■ Short problem
Copy all the material that follows, keeping every character the same.
# START OF Input material
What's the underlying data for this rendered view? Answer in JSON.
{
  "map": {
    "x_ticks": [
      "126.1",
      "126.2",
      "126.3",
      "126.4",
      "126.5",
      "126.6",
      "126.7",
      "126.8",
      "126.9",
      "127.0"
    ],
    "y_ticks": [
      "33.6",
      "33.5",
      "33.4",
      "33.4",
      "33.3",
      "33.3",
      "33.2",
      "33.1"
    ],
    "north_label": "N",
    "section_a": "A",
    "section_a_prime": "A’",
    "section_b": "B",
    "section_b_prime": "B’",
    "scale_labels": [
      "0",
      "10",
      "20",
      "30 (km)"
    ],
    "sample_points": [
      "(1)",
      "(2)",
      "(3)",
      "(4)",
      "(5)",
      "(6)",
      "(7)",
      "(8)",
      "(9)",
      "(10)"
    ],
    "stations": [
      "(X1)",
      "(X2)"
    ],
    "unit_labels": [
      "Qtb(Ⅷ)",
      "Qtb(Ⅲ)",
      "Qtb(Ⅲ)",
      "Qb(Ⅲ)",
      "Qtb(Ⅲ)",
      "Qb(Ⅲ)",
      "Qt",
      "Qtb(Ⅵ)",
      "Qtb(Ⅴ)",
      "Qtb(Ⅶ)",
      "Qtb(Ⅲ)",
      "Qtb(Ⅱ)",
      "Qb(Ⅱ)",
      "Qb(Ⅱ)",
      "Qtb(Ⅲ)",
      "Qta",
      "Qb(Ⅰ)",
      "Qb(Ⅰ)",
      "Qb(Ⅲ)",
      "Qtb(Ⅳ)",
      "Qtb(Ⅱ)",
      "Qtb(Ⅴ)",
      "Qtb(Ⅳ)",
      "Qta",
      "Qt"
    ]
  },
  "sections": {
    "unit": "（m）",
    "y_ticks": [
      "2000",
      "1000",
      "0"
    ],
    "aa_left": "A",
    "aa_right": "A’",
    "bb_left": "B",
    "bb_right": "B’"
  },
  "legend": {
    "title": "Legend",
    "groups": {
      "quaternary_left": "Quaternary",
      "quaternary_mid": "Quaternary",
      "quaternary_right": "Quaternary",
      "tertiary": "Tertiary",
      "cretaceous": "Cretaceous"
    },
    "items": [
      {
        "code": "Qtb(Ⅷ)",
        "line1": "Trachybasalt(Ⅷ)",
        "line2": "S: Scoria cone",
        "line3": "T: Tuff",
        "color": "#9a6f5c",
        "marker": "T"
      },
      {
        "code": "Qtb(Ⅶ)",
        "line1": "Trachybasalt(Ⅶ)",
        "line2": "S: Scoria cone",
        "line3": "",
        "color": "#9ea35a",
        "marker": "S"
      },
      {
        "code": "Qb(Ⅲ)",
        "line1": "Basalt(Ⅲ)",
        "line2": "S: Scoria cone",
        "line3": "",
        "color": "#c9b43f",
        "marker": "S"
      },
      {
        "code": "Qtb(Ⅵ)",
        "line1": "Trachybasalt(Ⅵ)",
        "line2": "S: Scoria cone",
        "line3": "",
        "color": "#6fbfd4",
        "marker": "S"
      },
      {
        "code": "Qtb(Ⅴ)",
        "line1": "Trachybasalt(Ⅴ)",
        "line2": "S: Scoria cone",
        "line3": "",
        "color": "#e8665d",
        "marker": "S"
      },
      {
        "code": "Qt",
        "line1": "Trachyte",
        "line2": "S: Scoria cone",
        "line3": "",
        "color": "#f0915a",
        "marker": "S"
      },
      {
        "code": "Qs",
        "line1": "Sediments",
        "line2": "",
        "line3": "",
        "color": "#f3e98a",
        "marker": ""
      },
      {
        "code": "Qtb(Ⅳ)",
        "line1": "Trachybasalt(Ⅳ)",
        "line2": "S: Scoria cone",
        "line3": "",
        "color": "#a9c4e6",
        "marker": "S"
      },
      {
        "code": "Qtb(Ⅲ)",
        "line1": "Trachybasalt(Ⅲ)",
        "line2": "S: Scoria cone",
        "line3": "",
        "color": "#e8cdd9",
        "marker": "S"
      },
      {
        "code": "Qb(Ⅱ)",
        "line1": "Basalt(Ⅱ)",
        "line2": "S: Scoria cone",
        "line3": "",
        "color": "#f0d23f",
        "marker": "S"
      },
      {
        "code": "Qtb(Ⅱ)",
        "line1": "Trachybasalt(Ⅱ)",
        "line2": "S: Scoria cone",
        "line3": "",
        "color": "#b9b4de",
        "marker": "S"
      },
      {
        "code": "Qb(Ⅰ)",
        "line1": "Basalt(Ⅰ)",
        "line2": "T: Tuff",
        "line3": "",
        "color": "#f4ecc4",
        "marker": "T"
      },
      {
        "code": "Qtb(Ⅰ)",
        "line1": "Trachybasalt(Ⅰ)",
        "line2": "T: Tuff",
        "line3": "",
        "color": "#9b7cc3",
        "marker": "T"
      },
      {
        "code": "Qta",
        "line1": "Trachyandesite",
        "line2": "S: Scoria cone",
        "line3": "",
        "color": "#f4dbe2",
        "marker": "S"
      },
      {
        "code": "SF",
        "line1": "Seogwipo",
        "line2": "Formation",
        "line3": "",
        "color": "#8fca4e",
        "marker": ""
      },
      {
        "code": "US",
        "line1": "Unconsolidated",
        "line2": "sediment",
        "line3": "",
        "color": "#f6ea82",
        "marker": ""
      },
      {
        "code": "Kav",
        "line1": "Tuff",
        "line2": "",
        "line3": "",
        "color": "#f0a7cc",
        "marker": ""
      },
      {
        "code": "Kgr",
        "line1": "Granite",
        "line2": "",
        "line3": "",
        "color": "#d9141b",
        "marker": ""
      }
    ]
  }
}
# END OF Input material
■ Expected answer
What's the underlying data for this rendered view? Answer in JSON.
{
  "map": {
    "x_ticks": [
      "126.1",
      "126.2",
      "126.3",
      "126.4",
      "126.5",
      "126.6",
      "126.7",
      "126.8",
      "126.9",
      "127.0"
    ],
    "y_ticks": [
      "33.6",
      "33.5",
      "33.4",
      "33.4",
      "33.3",
      "33.3",
      "33.2",
      "33.1"
    ],
    "north_label": "N",
    "section_a": "A",
    "section_a_prime": "A’",
    "section_b": "B",
    "section_b_prime": "B’",
    "scale_labels": [
      "0",
      "10",
      "20",
      "30 (km)"
    ],
    "sample_points": [
      "(1)",
      "(2)",
      "(3)",
      "(4)",
      "(5)",
      "(6)",
      "(7)",
      "(8)",
      "(9)",
      "(10)"
    ],
    "stations": [
      "(X1)",
      "(X2)"
    ],
    "unit_labels": [
      "Qtb(Ⅷ)",
      "Qtb(Ⅲ)",
      "Qtb(Ⅲ)",
      "Qb(Ⅲ)",
      "Qtb(Ⅲ)",
      "Qb(Ⅲ)",
      "Qt",
      "Qtb(Ⅵ)",
      "Qtb(Ⅴ)",
      "Qtb(Ⅶ)",
      "Qtb(Ⅲ)",
      "Qtb(Ⅱ)",
      "Qb(Ⅱ)",
      "Qb(Ⅱ)",
      "Qtb(Ⅲ)",
      "Qta",
      "Qb(Ⅰ)",
      "Qb(Ⅰ)",
      "Qb(Ⅲ)",
      "Qtb(Ⅳ)",
      "Qtb(Ⅱ)",
      "Qtb(Ⅴ)",
      "Qtb(Ⅳ)",
      "Qta",
      "Qt"
    ]
  },
  "sections": {
    "unit": "（m）",
    "y_ticks": [
      "2000",
      "1000",
      "0"
    ],
    "aa_left": "A",
    "aa_right": "A’",
    "bb_left": "B",
    "bb_right": "B’"
  },
  "legend": {
    "title": "Legend",
    "groups": {
      "quaternary_left": "Quaternary",
      "quaternary_mid": "Quaternary",
      "quaternary_right": "Quaternary",
      "tertiary": "Tertiary",
      "cretaceous": "Cretaceous"
    },
    "items": [
      {
        "code": "Qtb(Ⅷ)",
        "line1": "Trachybasalt(Ⅷ)",
        "line2": "S: Scoria cone",
        "line3": "T: Tuff",
        "color": "#9a6f5c",
        "marker": "T"
      },
      {
        "code": "Qtb(Ⅶ)",
        "line1": "Trachybasalt(Ⅶ)",
        "line2": "S: Scoria cone",
        "line3": "",
        "color": "#9ea35a",
        "marker": "S"
      },
      {
        "code": "Qb(Ⅲ)",
        "line1": "Basalt(Ⅲ)",
        "line2": "S: Scoria cone",
        "line3": "",
        "color": "#c9b43f",
        "marker": "S"
      },
      {
        "code": "Qtb(Ⅵ)",
        "line1": "Trachybasalt(Ⅵ)",
        "line2": "S: Scoria cone",
        "line3": "",
        "color": "#6fbfd4",
        "marker": "S"
      },
      {
        "code": "Qtb(Ⅴ)",
        "line1": "Trachybasalt(Ⅴ)",
        "line2": "S: Scoria cone",
        "line3": "",
        "color": "#e8665d",
        "marker": "S"
      },
      {
        "code": "Qt",
        "line1": "Trachyte",
        "line2": "S: Scoria cone",
        "line3": "",
        "color": "#f0915a",
        "marker": "S"
      },
      {
        "code": "Qs",
        "line1": "Sediments",
        "line2": "",
        "line3": "",
        "color": "#f3e98a",
        "marker": ""
      },
      {
        "code": "Qtb(Ⅳ)",
        "line1": "Trachybasalt(Ⅳ)",
        "line2": "S: Scoria cone",
        "line3": "",
        "color": "#a9c4e6",
        "marker": "S"
      },
      {
        "code": "Qtb(Ⅲ)",
        "line1": "Trachybasalt(Ⅲ)",
        "line2": "S: Scoria cone",
        "line3": "",
        "color": "#e8cdd9",
        "marker": "S"
      },
      {
        "code": "Qb(Ⅱ)",
        "line1": "Basalt(Ⅱ)",
        "line2": "S: Scoria cone",
        "line3": "",
        "color": "#f0d23f",
        "marker": "S"
      },
      {
        "code": "Qtb(Ⅱ)",
        "line1": "Trachybasalt(Ⅱ)",
        "line2": "S: Scoria cone",
        "line3": "",
        "color": "#b9b4de",
        "marker": "S"
      },
      {
        "code": "Qb(Ⅰ)",
        "line1": "Basalt(Ⅰ)",
        "line2": "T: Tuff",
        "line3": "",
        "color": "#f4ecc4",
        "marker": "T"
      },
      {
        "code": "Qtb(Ⅰ)",
        "line1": "Trachybasalt(Ⅰ)",
        "line2": "T: Tuff",
        "line3": "",
        "color": "#9b7cc3",
        "marker": "T"
      },
      {
        "code": "Qta",
        "line1": "Trachyandesite",
        "line2": "S: Scoria cone",
        "line3": "",
        "color": "#f4dbe2",
        "marker": "S"
      },
      {
        "code": "SF",
        "line1": "Seogwipo",
        "line2": "Formation",
        "line3": "",
        "color": "#8fca4e",
        "marker": ""
      },
      {
        "code": "US",
        "line1": "Unconsolidated",
        "line2": "sediment",
        "line3": "",
        "color": "#f6ea82",
        "marker": ""
      },
      {
        "code": "Kav",
        "line1": "Tuff",
        "line2": "",
        "line3": "",
        "color": "#f0a7cc",
        "marker": ""
      },
      {
        "code": "Kgr",
        "line1": "Granite",
        "line2": "",
        "line3": "",
        "color": "#d9141b",
        "marker": ""
      }
    ]
  }
}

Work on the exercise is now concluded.